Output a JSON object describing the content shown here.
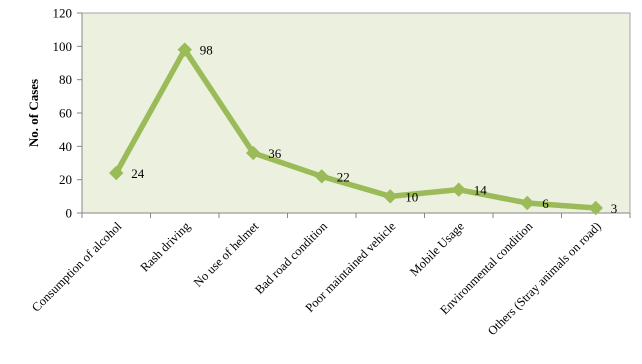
{
  "chart_data": {
    "type": "line",
    "title": "",
    "xlabel": "",
    "ylabel": "No. of Cases",
    "categories": [
      "Consumption of alcohol",
      "Rash driving",
      "No use of helmet",
      "Bad road condition",
      "Poor maintained vehicle",
      "Mobile Usage",
      "Environmental condition",
      "Others (Stray animals on road)"
    ],
    "series": [
      {
        "values": [
          24,
          98,
          36,
          22,
          10,
          14,
          6,
          3
        ]
      }
    ],
    "ylim": [
      0,
      120
    ],
    "yticks": [
      0,
      20,
      40,
      60,
      80,
      100,
      120
    ],
    "grid": false,
    "legend": "none",
    "data_labels": true,
    "colors": {
      "line": "#9bbb59",
      "plot_background": "#ebf1de",
      "plot_border": "#a6a6a6"
    }
  }
}
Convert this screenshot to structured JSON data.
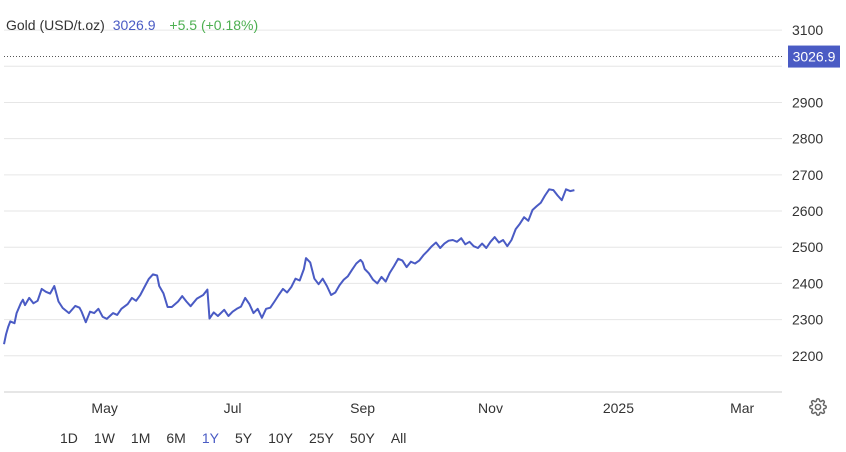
{
  "header": {
    "title": "Gold (USD/t.oz)",
    "price": "3026.9",
    "change": "+5.5 (+0.18%)",
    "change_color": "#4caf50"
  },
  "last_price_label": "3026.9",
  "range_buttons": [
    "1D",
    "1W",
    "1M",
    "6M",
    "1Y",
    "5Y",
    "10Y",
    "25Y",
    "50Y",
    "All"
  ],
  "active_range": "1Y",
  "settings_icon": "gear-icon",
  "chart_data": {
    "type": "line",
    "title": "",
    "xlabel": "",
    "ylabel": "",
    "ylim": [
      2100,
      3150
    ],
    "yticks": [
      2200,
      2300,
      2400,
      2500,
      2600,
      2700,
      2800,
      2900,
      3000,
      3100
    ],
    "ytick_labels": [
      "2200",
      "2300",
      "2400",
      "2500",
      "2600",
      "2700",
      "2800",
      "2900",
      "",
      "3100"
    ],
    "x_start": "2024-03-14",
    "x_end": "2025-03-20",
    "xticks": [
      {
        "date": "2024-05-01",
        "label": "May"
      },
      {
        "date": "2024-07-01",
        "label": "Jul"
      },
      {
        "date": "2024-09-01",
        "label": "Sep"
      },
      {
        "date": "2024-11-01",
        "label": "Nov"
      },
      {
        "date": "2025-01-01",
        "label": "2025"
      },
      {
        "date": "2025-03-01",
        "label": "Mar"
      }
    ],
    "grid": true,
    "line_color": "#4a5bc4",
    "last_value": 3026.9,
    "series": [
      {
        "name": "",
        "points": [
          [
            "2024-03-14",
            2232
          ],
          [
            "2024-03-15",
            2260
          ],
          [
            "2024-03-16",
            2280
          ],
          [
            "2024-03-17",
            2295
          ],
          [
            "2024-03-19",
            2290
          ],
          [
            "2024-03-20",
            2318
          ],
          [
            "2024-03-22",
            2345
          ],
          [
            "2024-03-23",
            2355
          ],
          [
            "2024-03-24",
            2340
          ],
          [
            "2024-03-26",
            2360
          ],
          [
            "2024-03-28",
            2345
          ],
          [
            "2024-03-30",
            2352
          ],
          [
            "2024-04-01",
            2385
          ],
          [
            "2024-04-03",
            2377
          ],
          [
            "2024-04-05",
            2372
          ],
          [
            "2024-04-07",
            2393
          ],
          [
            "2024-04-09",
            2350
          ],
          [
            "2024-04-11",
            2332
          ],
          [
            "2024-04-14",
            2318
          ],
          [
            "2024-04-17",
            2338
          ],
          [
            "2024-04-19",
            2333
          ],
          [
            "2024-04-20",
            2322
          ],
          [
            "2024-04-22",
            2293
          ],
          [
            "2024-04-24",
            2322
          ],
          [
            "2024-04-26",
            2318
          ],
          [
            "2024-04-28",
            2330
          ],
          [
            "2024-04-30",
            2308
          ],
          [
            "2024-05-02",
            2302
          ],
          [
            "2024-05-05",
            2318
          ],
          [
            "2024-05-07",
            2313
          ],
          [
            "2024-05-09",
            2330
          ],
          [
            "2024-05-12",
            2343
          ],
          [
            "2024-05-14",
            2360
          ],
          [
            "2024-05-16",
            2352
          ],
          [
            "2024-05-18",
            2368
          ],
          [
            "2024-05-20",
            2390
          ],
          [
            "2024-05-22",
            2412
          ],
          [
            "2024-05-24",
            2425
          ],
          [
            "2024-05-26",
            2422
          ],
          [
            "2024-05-27",
            2393
          ],
          [
            "2024-05-29",
            2373
          ],
          [
            "2024-05-31",
            2335
          ],
          [
            "2024-06-02",
            2335
          ],
          [
            "2024-06-05",
            2350
          ],
          [
            "2024-06-07",
            2365
          ],
          [
            "2024-06-09",
            2350
          ],
          [
            "2024-06-11",
            2337
          ],
          [
            "2024-06-14",
            2358
          ],
          [
            "2024-06-17",
            2368
          ],
          [
            "2024-06-19",
            2383
          ],
          [
            "2024-06-20",
            2303
          ],
          [
            "2024-06-22",
            2320
          ],
          [
            "2024-06-24",
            2310
          ],
          [
            "2024-06-27",
            2327
          ],
          [
            "2024-06-29",
            2310
          ],
          [
            "2024-07-01",
            2322
          ],
          [
            "2024-07-03",
            2330
          ],
          [
            "2024-07-05",
            2336
          ],
          [
            "2024-07-07",
            2360
          ],
          [
            "2024-07-09",
            2343
          ],
          [
            "2024-07-11",
            2318
          ],
          [
            "2024-07-13",
            2330
          ],
          [
            "2024-07-15",
            2305
          ],
          [
            "2024-07-17",
            2330
          ],
          [
            "2024-07-19",
            2333
          ],
          [
            "2024-07-21",
            2350
          ],
          [
            "2024-07-23",
            2368
          ],
          [
            "2024-07-25",
            2385
          ],
          [
            "2024-07-27",
            2375
          ],
          [
            "2024-07-29",
            2390
          ],
          [
            "2024-07-31",
            2413
          ],
          [
            "2024-08-02",
            2408
          ],
          [
            "2024-08-04",
            2440
          ],
          [
            "2024-08-05",
            2470
          ],
          [
            "2024-08-07",
            2458
          ],
          [
            "2024-08-09",
            2413
          ],
          [
            "2024-08-11",
            2398
          ],
          [
            "2024-08-13",
            2413
          ],
          [
            "2024-08-15",
            2393
          ],
          [
            "2024-08-17",
            2368
          ],
          [
            "2024-08-19",
            2375
          ],
          [
            "2024-08-21",
            2395
          ],
          [
            "2024-08-23",
            2410
          ],
          [
            "2024-08-25",
            2420
          ],
          [
            "2024-08-27",
            2438
          ],
          [
            "2024-08-29",
            2455
          ],
          [
            "2024-08-31",
            2465
          ],
          [
            "2024-09-01",
            2458
          ],
          [
            "2024-09-02",
            2440
          ],
          [
            "2024-09-04",
            2428
          ],
          [
            "2024-09-06",
            2410
          ],
          [
            "2024-09-08",
            2400
          ],
          [
            "2024-09-10",
            2418
          ],
          [
            "2024-09-12",
            2405
          ],
          [
            "2024-09-14",
            2430
          ],
          [
            "2024-09-16",
            2448
          ],
          [
            "2024-09-18",
            2468
          ],
          [
            "2024-09-20",
            2463
          ],
          [
            "2024-09-22",
            2445
          ],
          [
            "2024-09-24",
            2460
          ],
          [
            "2024-09-26",
            2455
          ],
          [
            "2024-09-28",
            2463
          ],
          [
            "2024-09-30",
            2478
          ],
          [
            "2024-10-02",
            2490
          ],
          [
            "2024-10-04",
            2503
          ],
          [
            "2024-10-06",
            2513
          ],
          [
            "2024-10-08",
            2498
          ],
          [
            "2024-10-10",
            2510
          ],
          [
            "2024-10-12",
            2518
          ],
          [
            "2024-10-14",
            2520
          ],
          [
            "2024-10-16",
            2515
          ],
          [
            "2024-10-18",
            2525
          ],
          [
            "2024-10-20",
            2508
          ],
          [
            "2024-10-22",
            2515
          ],
          [
            "2024-10-24",
            2503
          ],
          [
            "2024-10-26",
            2498
          ],
          [
            "2024-10-28",
            2510
          ],
          [
            "2024-10-30",
            2498
          ],
          [
            "2024-11-01",
            2515
          ],
          [
            "2024-11-03",
            2528
          ],
          [
            "2024-11-05",
            2513
          ],
          [
            "2024-11-07",
            2520
          ],
          [
            "2024-11-09",
            2503
          ],
          [
            "2024-11-11",
            2520
          ],
          [
            "2024-11-13",
            2550
          ],
          [
            "2024-11-15",
            2565
          ],
          [
            "2024-11-17",
            2583
          ],
          [
            "2024-11-19",
            2573
          ],
          [
            "2024-11-21",
            2603
          ],
          [
            "2024-11-23",
            2613
          ],
          [
            "2024-11-25",
            2623
          ],
          [
            "2024-11-27",
            2643
          ],
          [
            "2024-11-29",
            2660
          ],
          [
            "2024-12-01",
            2658
          ],
          [
            "2024-12-03",
            2643
          ],
          [
            "2024-12-05",
            2630
          ],
          [
            "2024-12-07",
            2660
          ],
          [
            "2024-12-09",
            2655
          ],
          [
            "2024-12-11",
            2658
          ]
        ]
      }
    ]
  }
}
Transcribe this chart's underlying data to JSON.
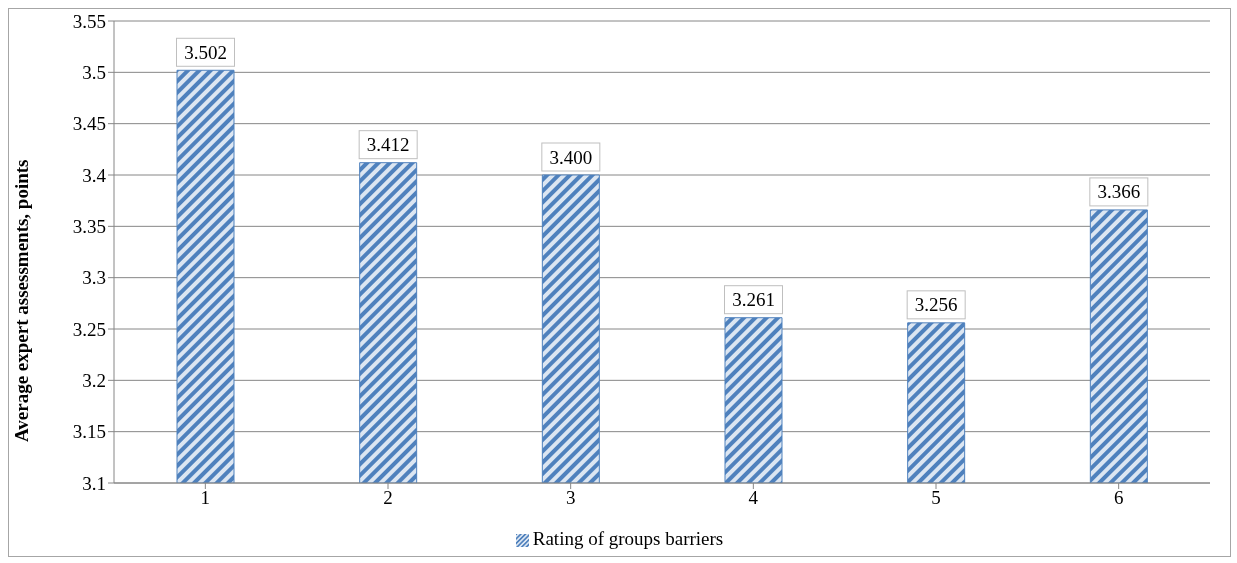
{
  "chart_data": {
    "type": "bar",
    "ylabel": "Average expert assessments, points",
    "categories": [
      "1",
      "2",
      "3",
      "4",
      "5",
      "6"
    ],
    "series": [
      {
        "name": "Rating of groups barriers",
        "color": "#4f81bd",
        "values": [
          3.502,
          3.412,
          3.4,
          3.261,
          3.256,
          3.366
        ],
        "value_labels": [
          "3.502",
          "3.412",
          "3.400",
          "3.261",
          "3.256",
          "3.366"
        ]
      }
    ],
    "ylim": [
      3.1,
      3.55
    ],
    "yticks": [
      3.1,
      3.15,
      3.2,
      3.25,
      3.3,
      3.35,
      3.4,
      3.45,
      3.5,
      3.55
    ],
    "grid": "y",
    "legend": "bottom"
  }
}
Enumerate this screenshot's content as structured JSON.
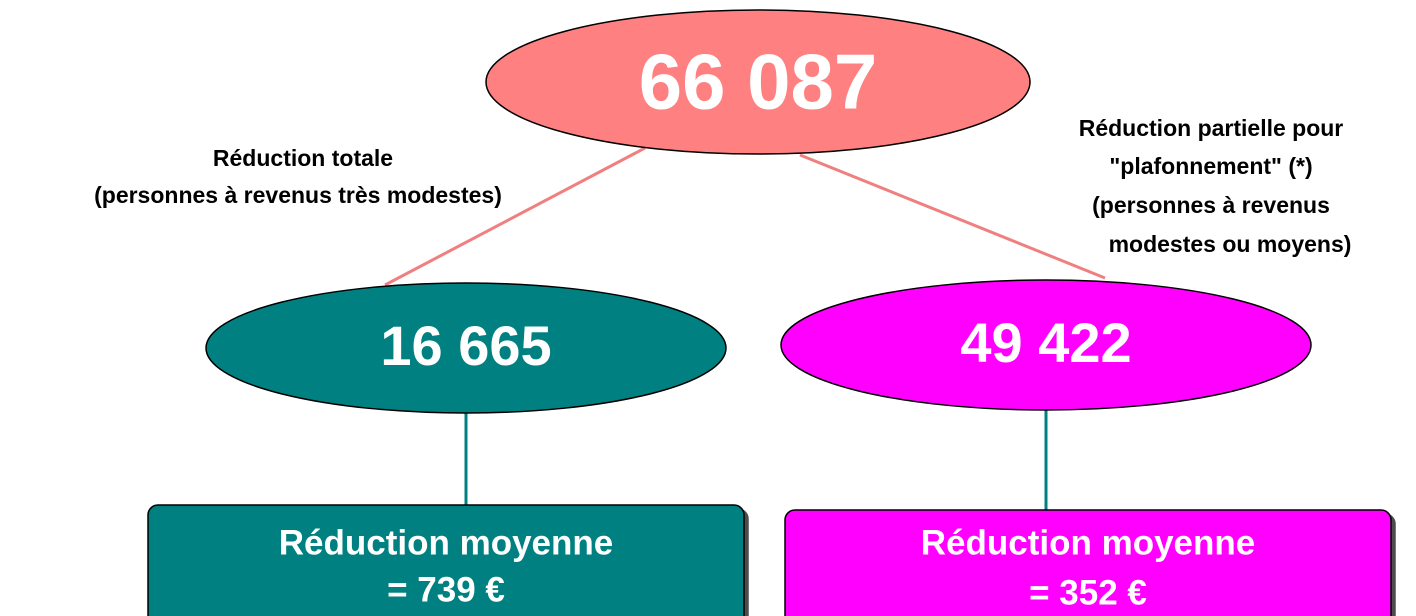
{
  "root": {
    "label": "66 087"
  },
  "branches": [
    {
      "edge_label": [
        "Réduction totale",
        "(personnes à revenus très modestes)"
      ],
      "label": "16 665",
      "result": [
        "Réduction moyenne",
        "= 739 €"
      ]
    },
    {
      "edge_label": [
        "Réduction partielle pour",
        "\"plafonnement\" (*)",
        "(personnes à revenus",
        "modestes ou moyens)"
      ],
      "label": "49 422",
      "result": [
        "Réduction moyenne",
        "= 352 €"
      ]
    }
  ]
}
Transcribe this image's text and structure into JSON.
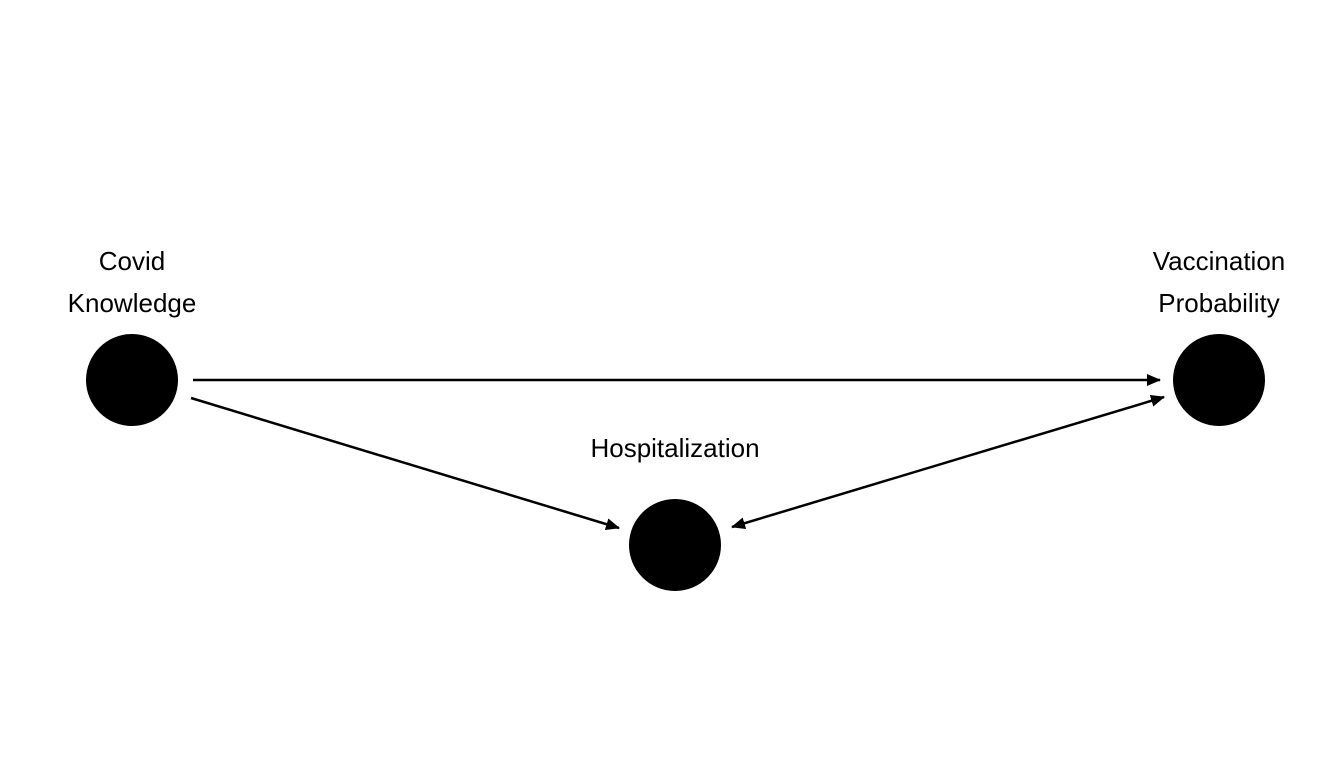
{
  "diagram": {
    "nodes": {
      "covid_knowledge": {
        "label_line1": "Covid",
        "label_line2": "Knowledge"
      },
      "vaccination_probability": {
        "label_line1": "Vaccination",
        "label_line2": "Probability"
      },
      "hospitalization": {
        "label": "Hospitalization"
      }
    },
    "edges": [
      {
        "from": "Covid Knowledge",
        "to": "Vaccination Probability",
        "direction": "forward"
      },
      {
        "from": "Covid Knowledge",
        "to": "Hospitalization",
        "direction": "forward"
      },
      {
        "from": "Hospitalization",
        "to": "Vaccination Probability",
        "direction": "both"
      }
    ],
    "colors": {
      "node_fill": "#000000",
      "edge_stroke": "#000000",
      "background": "#ffffff"
    }
  }
}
....
— Exercise task —
Your task is to set down exactly the lines that run from the line holding "Transcribe this image's" through the close of the entries, including both ends. Pictures stay out.

— Answer to this task —
Transcribe this image's text and structure into JSON.
{
  "diagram": {
    "nodes": {
      "covid_knowledge": {
        "label_line1": "Covid",
        "label_line2": "Knowledge"
      },
      "vaccination_probability": {
        "label_line1": "Vaccination",
        "label_line2": "Probability"
      },
      "hospitalization": {
        "label": "Hospitalization"
      }
    },
    "edges": [
      {
        "from": "Covid Knowledge",
        "to": "Vaccination Probability",
        "direction": "forward"
      },
      {
        "from": "Covid Knowledge",
        "to": "Hospitalization",
        "direction": "forward"
      },
      {
        "from": "Hospitalization",
        "to": "Vaccination Probability",
        "direction": "both"
      }
    ],
    "colors": {
      "node_fill": "#000000",
      "edge_stroke": "#000000",
      "background": "#ffffff"
    }
  }
}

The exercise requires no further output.